* BEGIN *
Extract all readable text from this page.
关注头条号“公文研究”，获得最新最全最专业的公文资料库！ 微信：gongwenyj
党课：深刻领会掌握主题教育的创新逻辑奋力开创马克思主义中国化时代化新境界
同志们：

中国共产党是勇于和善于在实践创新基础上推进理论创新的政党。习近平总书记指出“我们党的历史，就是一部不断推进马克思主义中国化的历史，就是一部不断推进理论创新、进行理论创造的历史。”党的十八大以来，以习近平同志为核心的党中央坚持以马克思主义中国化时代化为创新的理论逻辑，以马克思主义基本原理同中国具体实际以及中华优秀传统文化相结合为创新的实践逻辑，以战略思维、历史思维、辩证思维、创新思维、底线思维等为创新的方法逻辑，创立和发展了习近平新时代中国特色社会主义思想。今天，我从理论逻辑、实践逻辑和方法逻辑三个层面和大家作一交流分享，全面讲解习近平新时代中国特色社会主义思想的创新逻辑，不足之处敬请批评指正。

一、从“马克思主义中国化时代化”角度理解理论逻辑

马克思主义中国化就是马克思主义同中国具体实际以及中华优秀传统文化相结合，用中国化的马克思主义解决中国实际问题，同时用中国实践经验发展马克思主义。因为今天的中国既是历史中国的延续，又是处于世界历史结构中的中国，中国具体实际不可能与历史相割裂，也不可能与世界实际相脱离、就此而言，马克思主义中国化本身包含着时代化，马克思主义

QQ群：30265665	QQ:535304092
* END *
* BEGIN *
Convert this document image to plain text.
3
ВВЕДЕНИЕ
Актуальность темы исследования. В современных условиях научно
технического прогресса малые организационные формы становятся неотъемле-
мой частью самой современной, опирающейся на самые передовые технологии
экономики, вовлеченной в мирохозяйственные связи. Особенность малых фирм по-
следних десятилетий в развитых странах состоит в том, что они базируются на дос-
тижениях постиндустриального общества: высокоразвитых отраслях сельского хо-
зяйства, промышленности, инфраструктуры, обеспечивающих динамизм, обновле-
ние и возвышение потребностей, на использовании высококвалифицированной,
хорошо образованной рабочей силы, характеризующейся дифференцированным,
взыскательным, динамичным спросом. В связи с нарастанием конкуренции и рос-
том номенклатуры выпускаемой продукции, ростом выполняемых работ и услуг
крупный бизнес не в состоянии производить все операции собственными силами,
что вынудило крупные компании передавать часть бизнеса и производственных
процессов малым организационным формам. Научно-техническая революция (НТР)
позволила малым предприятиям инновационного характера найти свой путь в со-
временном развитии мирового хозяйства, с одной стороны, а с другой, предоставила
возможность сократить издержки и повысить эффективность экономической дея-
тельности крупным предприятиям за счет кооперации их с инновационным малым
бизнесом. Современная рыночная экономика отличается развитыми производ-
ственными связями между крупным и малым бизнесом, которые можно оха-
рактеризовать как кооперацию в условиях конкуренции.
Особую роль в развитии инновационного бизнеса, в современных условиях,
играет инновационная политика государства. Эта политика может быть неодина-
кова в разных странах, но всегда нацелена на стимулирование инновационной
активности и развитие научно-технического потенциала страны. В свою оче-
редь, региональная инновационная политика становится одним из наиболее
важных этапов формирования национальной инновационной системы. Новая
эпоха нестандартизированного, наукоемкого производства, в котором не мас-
* END *
Task directions
How many lines in the records above contain the word "условиях"? Reply with the number alone.

Complete output
3